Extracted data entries
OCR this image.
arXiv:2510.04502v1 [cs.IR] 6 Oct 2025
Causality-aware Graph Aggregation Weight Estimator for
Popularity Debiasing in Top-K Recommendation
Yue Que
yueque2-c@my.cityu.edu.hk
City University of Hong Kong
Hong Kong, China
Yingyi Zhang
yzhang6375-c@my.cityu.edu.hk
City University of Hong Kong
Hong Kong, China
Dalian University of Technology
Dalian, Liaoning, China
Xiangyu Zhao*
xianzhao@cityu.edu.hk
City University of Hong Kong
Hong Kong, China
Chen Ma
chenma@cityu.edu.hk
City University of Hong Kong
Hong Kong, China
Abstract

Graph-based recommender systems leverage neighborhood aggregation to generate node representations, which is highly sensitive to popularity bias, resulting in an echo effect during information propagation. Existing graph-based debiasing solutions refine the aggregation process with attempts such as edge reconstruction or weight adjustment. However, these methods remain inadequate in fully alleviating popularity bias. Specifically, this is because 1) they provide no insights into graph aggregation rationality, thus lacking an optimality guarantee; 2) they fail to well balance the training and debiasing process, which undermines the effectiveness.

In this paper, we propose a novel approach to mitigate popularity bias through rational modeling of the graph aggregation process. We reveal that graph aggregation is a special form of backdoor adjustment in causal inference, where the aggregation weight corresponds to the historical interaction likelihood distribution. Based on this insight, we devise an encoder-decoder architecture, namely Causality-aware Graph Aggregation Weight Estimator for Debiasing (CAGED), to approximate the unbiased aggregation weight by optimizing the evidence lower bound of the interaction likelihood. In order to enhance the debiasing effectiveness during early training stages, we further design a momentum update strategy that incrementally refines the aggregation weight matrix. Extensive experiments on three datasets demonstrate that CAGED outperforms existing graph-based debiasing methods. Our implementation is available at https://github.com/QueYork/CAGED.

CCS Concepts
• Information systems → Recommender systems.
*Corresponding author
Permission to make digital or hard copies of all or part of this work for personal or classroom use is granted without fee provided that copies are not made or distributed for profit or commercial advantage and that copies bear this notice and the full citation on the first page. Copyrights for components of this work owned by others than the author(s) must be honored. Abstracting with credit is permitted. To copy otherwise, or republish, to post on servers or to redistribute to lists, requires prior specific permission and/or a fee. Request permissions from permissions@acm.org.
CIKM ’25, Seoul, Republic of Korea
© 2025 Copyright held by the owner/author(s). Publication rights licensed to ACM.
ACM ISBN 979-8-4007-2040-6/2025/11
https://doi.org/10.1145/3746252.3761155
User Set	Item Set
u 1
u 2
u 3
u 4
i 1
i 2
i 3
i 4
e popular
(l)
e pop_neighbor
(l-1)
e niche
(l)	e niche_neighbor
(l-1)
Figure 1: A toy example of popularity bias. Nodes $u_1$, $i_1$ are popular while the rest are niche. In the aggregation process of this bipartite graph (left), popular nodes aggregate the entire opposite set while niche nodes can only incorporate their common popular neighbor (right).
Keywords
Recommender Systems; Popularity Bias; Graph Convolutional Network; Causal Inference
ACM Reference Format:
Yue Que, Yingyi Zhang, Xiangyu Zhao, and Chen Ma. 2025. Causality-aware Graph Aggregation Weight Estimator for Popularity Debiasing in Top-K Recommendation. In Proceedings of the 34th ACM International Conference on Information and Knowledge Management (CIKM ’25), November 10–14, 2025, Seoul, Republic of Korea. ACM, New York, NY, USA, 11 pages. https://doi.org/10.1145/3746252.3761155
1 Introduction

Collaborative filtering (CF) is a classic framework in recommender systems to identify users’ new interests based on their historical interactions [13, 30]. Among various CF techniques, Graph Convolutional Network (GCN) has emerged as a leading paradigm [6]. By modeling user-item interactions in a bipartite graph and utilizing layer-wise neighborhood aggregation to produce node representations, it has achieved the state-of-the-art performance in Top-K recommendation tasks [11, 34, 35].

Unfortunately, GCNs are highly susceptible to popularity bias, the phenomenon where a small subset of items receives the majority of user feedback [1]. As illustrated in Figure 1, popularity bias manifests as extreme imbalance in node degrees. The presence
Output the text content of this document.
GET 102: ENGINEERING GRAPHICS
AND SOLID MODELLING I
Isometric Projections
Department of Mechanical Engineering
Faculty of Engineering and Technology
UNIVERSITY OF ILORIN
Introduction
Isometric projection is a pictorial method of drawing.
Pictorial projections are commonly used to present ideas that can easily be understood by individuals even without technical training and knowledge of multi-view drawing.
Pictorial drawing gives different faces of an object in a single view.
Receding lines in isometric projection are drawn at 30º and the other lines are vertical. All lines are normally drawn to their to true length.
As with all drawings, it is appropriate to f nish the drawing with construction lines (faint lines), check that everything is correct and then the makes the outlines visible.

## Exercise aim
Copy every record exactly, with nothing added or dropped.

## Task solution
OCR this image.
arXiv:2510.04502v1 [cs.IR] 6 Oct 2025
Causality-aware Graph Aggregation Weight Estimator for
Popularity Debiasing in Top-K Recommendation
Yue Que
yueque2-c@my.cityu.edu.hk
City University of Hong Kong
Hong Kong, China
Yingyi Zhang
yzhang6375-c@my.cityu.edu.hk
City University of Hong Kong
Hong Kong, China
Dalian University of Technology
Dalian, Liaoning, China
Xiangyu Zhao*
xianzhao@cityu.edu.hk
City University of Hong Kong
Hong Kong, China
Chen Ma
chenma@cityu.edu.hk
City University of Hong Kong
Hong Kong, China
Abstract

Graph-based recommender systems leverage neighborhood aggregation to generate node representations, which is highly sensitive to popularity bias, resulting in an echo effect during information propagation. Existing graph-based debiasing solutions refine the aggregation process with attempts such as edge reconstruction or weight adjustment. However, these methods remain inadequate in fully alleviating popularity bias. Specifically, this is because 1) they provide no insights into graph aggregation rationality, thus lacking an optimality guarantee; 2) they fail to well balance the training and debiasing process, which undermines the effectiveness.

In this paper, we propose a novel approach to mitigate popularity bias through rational modeling of the graph aggregation process. We reveal that graph aggregation is a special form of backdoor adjustment in causal inference, where the aggregation weight corresponds to the historical interaction likelihood distribution. Based on this insight, we devise an encoder-decoder architecture, namely Causality-aware Graph Aggregation Weight Estimator for Debiasing (CAGED), to approximate the unbiased aggregation weight by optimizing the evidence lower bound of the interaction likelihood. In order to enhance the debiasing effectiveness during early training stages, we further design a momentum update strategy that incrementally refines the aggregation weight matrix. Extensive experiments on three datasets demonstrate that CAGED outperforms existing graph-based debiasing methods. Our implementation is available at https://github.com/QueYork/CAGED.

CCS Concepts
• Information systems → Recommender systems.
*Corresponding author
Permission to make digital or hard copies of all or part of this work for personal or classroom use is granted without fee provided that copies are not made or distributed for profit or commercial advantage and that copies bear this notice and the full citation on the first page. Copyrights for components of this work owned by others than the author(s) must be honored. Abstracting with credit is permitted. To copy otherwise, or republish, to post on servers or to redistribute to lists, requires prior specific permission and/or a fee. Request permissions from permissions@acm.org.
CIKM ’25, Seoul, Republic of Korea
© 2025 Copyright held by the owner/author(s). Publication rights licensed to ACM.
ACM ISBN 979-8-4007-2040-6/2025/11
https://doi.org/10.1145/3746252.3761155
User Set	Item Set
u 1
u 2
u 3
u 4
i 1
i 2
i 3
i 4
e popular
(l)
e pop_neighbor
(l-1)
e niche
(l)	e niche_neighbor
(l-1)
Figure 1: A toy example of popularity bias. Nodes $u_1$, $i_1$ are popular while the rest are niche. In the aggregation process of this bipartite graph (left), popular nodes aggregate the entire opposite set while niche nodes can only incorporate their common popular neighbor (right).
Keywords
Recommender Systems; Popularity Bias; Graph Convolutional Network; Causal Inference
ACM Reference Format:
Yue Que, Yingyi Zhang, Xiangyu Zhao, and Chen Ma. 2025. Causality-aware Graph Aggregation Weight Estimator for Popularity Debiasing in Top-K Recommendation. In Proceedings of the 34th ACM International Conference on Information and Knowledge Management (CIKM ’25), November 10–14, 2025, Seoul, Republic of Korea. ACM, New York, NY, USA, 11 pages. https://doi.org/10.1145/3746252.3761155
1 Introduction

Collaborative filtering (CF) is a classic framework in recommender systems to identify users’ new interests based on their historical interactions [13, 30]. Among various CF techniques, Graph Convolutional Network (GCN) has emerged as a leading paradigm [6]. By modeling user-item interactions in a bipartite graph and utilizing layer-wise neighborhood aggregation to produce node representations, it has achieved the state-of-the-art performance in Top-K recommendation tasks [11, 34, 35].

Unfortunately, GCNs are highly susceptible to popularity bias, the phenomenon where a small subset of items receives the majority of user feedback [1]. As illustrated in Figure 1, popularity bias manifests as extreme imbalance in node degrees. The presence
Output the text content of this document.
GET 102: ENGINEERING GRAPHICS
AND SOLID MODELLING I
Isometric Projections
Department of Mechanical Engineering
Faculty of Engineering and Technology
UNIVERSITY OF ILORIN
Introduction
Isometric projection is a pictorial method of drawing.
Pictorial projections are commonly used to present ideas that can easily be understood by individuals even without technical training and knowledge of multi-view drawing.
Pictorial drawing gives different faces of an object in a single view.
Receding lines in isometric projection are drawn at 30º and the other lines are vertical. All lines are normally drawn to their to true length.
As with all drawings, it is appropriate to f nish the drawing with construction lines (faint lines), check that everything is correct and then the makes the outlines visible.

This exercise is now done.